• **Task**:
Leave out the pictures, and quote exactly the lines running from the one with "Extract the structured" through the last line of the entries below.

** start **

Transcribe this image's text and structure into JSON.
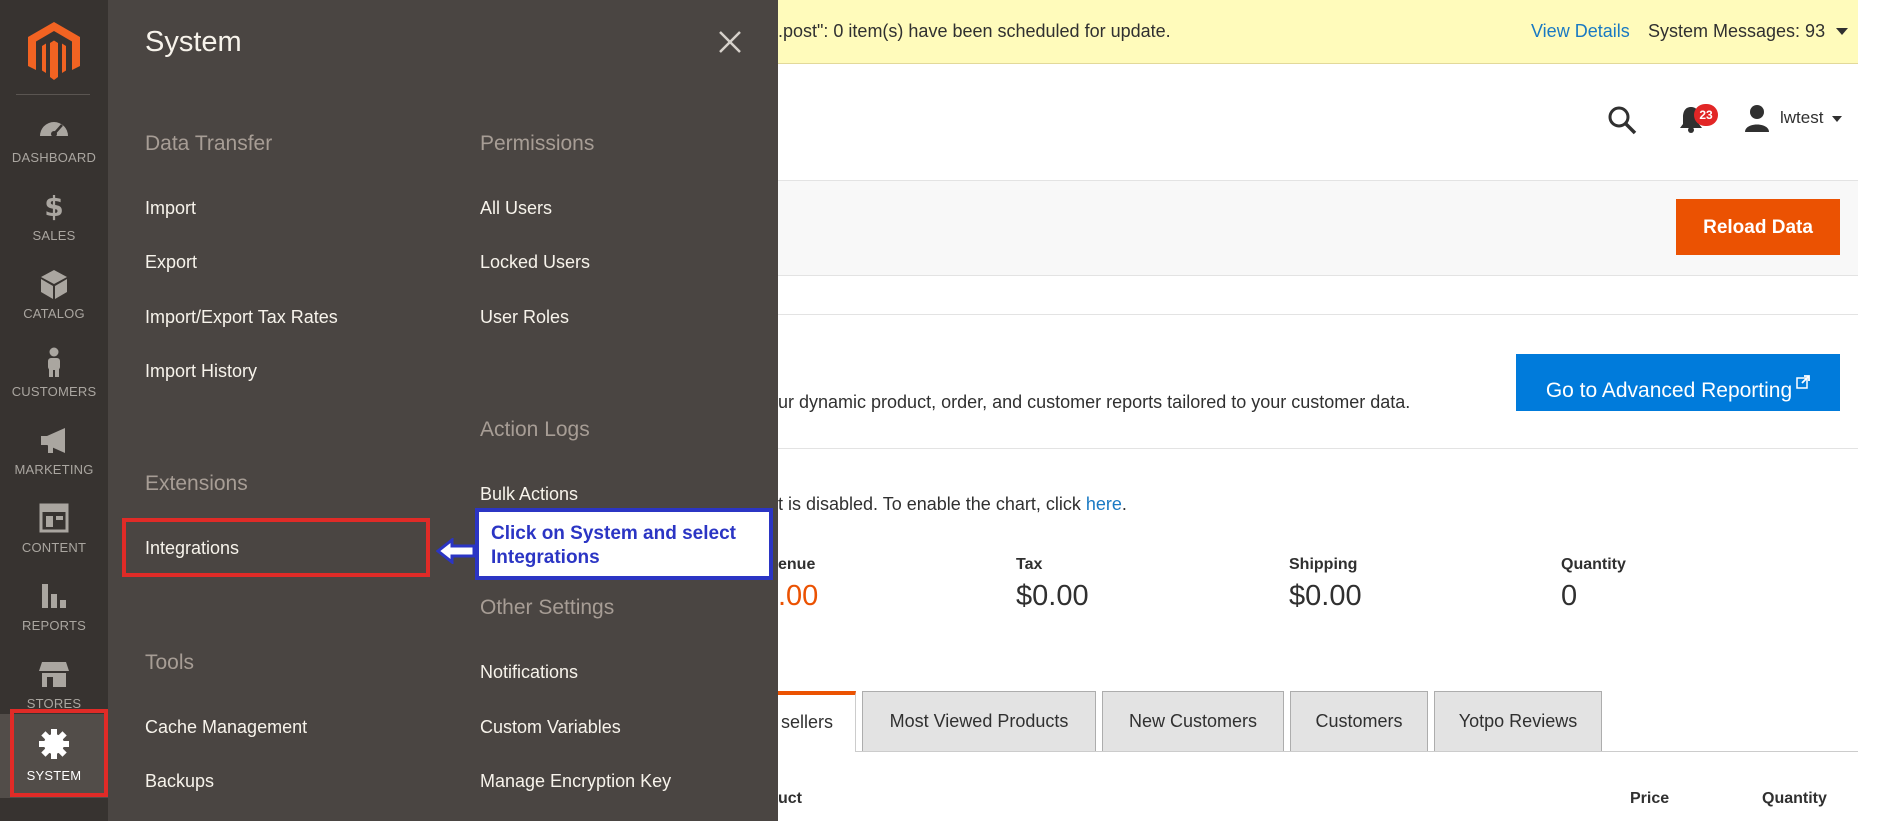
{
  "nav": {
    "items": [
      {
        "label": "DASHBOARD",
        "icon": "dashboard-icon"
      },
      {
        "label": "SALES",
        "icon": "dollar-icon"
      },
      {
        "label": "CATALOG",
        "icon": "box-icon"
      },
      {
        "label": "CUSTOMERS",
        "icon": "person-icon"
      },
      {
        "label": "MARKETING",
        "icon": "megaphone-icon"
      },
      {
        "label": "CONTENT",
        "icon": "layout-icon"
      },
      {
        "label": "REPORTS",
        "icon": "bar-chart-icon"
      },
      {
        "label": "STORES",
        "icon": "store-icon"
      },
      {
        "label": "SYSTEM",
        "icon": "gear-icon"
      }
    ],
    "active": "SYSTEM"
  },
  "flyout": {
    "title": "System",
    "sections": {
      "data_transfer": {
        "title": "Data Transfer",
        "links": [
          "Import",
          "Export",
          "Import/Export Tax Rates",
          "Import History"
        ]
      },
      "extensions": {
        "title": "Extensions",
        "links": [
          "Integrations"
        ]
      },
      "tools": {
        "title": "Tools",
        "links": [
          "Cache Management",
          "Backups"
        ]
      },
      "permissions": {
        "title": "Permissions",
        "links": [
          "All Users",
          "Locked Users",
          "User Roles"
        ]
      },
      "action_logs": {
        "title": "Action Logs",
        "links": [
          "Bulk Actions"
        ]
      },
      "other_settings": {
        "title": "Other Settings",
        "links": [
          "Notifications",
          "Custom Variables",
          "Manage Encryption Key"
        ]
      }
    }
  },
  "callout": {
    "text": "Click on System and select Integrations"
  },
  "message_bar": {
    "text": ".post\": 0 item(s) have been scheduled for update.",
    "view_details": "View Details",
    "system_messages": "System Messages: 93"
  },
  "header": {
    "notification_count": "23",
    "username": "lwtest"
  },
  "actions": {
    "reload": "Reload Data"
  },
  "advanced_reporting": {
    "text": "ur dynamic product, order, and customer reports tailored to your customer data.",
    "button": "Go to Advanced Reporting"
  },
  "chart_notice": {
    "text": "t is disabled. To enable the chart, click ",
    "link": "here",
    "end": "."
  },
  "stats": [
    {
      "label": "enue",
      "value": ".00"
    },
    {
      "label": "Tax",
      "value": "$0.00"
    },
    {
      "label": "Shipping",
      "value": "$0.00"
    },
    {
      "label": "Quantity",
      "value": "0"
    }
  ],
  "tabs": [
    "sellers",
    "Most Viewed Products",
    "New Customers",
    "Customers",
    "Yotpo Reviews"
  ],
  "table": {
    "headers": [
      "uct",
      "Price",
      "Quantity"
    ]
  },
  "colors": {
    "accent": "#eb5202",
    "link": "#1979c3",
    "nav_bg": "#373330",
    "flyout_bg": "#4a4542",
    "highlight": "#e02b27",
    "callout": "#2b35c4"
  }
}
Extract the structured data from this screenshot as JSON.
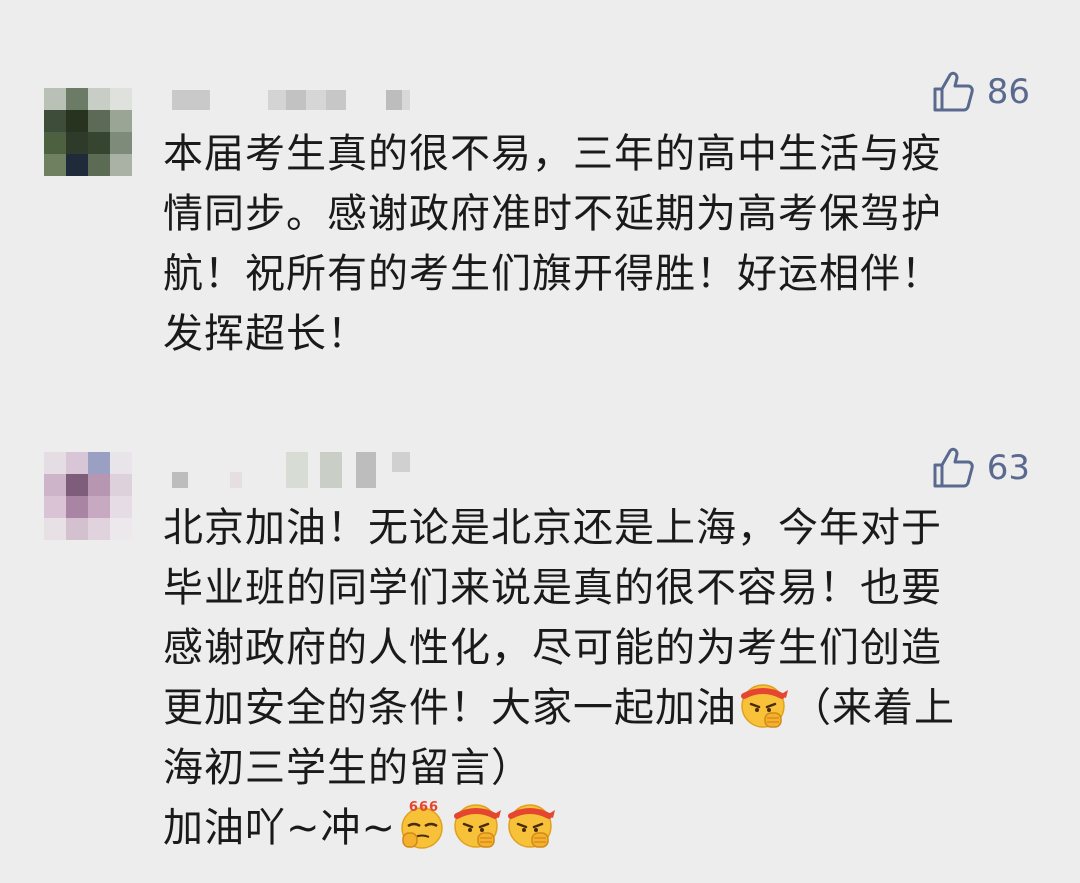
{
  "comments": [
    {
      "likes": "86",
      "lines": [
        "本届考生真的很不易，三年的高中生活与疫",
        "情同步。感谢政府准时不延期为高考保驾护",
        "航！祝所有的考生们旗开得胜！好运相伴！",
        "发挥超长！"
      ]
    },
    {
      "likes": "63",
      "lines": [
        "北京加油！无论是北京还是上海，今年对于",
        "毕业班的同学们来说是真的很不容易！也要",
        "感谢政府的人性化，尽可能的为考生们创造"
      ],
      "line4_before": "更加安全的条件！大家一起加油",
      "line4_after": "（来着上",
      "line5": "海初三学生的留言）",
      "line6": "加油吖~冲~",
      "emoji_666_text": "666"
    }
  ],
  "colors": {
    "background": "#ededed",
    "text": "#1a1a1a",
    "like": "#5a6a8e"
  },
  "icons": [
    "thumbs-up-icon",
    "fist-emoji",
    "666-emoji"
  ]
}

** end **

• **Result of this exercise**:
Extract the structured data from this screenshot as JSON.
{
  "comments": [
    {
      "likes": "86",
      "lines": [
        "本届考生真的很不易，三年的高中生活与疫",
        "情同步。感谢政府准时不延期为高考保驾护",
        "航！祝所有的考生们旗开得胜！好运相伴！",
        "发挥超长！"
      ]
    },
    {
      "likes": "63",
      "lines": [
        "北京加油！无论是北京还是上海，今年对于",
        "毕业班的同学们来说是真的很不容易！也要",
        "感谢政府的人性化，尽可能的为考生们创造"
      ],
      "line4_before": "更加安全的条件！大家一起加油",
      "line4_after": "（来着上",
      "line5": "海初三学生的留言）",
      "line6": "加油吖~冲~",
      "emoji_666_text": "666"
    }
  ],
  "colors": {
    "background": "#ededed",
    "text": "#1a1a1a",
    "like": "#5a6a8e"
  },
  "icons": [
    "thumbs-up-icon",
    "fist-emoji",
    "666-emoji"
  ]
}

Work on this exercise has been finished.